List each line of the data that holds the string "Gesamtgewicht".
## BEGIN
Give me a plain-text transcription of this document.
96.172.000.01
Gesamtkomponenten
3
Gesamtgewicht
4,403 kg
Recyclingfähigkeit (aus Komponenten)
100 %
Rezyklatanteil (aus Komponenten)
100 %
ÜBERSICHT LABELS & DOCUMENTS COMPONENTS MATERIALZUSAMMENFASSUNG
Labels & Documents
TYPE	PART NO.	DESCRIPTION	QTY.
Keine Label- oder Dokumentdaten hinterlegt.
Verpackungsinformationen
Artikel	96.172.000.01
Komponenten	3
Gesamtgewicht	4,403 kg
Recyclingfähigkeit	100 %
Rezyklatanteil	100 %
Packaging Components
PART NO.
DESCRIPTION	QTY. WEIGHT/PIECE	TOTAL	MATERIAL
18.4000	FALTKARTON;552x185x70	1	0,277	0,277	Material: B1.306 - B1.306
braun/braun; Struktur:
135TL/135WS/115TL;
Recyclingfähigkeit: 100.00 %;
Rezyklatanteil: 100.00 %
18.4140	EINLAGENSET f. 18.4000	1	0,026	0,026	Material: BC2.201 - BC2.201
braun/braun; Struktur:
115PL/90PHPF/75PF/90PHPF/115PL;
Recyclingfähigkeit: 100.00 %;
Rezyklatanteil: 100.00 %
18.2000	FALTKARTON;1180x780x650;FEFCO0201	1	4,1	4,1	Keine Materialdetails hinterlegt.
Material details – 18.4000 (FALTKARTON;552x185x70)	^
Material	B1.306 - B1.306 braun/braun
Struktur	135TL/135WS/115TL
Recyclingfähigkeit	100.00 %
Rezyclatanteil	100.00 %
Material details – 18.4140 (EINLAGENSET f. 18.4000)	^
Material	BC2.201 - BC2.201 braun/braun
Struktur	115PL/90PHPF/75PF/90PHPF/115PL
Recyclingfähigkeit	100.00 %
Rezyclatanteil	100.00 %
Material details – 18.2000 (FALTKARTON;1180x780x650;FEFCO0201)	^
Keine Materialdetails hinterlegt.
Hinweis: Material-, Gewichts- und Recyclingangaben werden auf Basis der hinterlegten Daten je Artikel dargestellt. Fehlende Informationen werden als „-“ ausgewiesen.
## END
Result for this task:
Gesamtgewicht
Gesamtgewicht	4,403 kg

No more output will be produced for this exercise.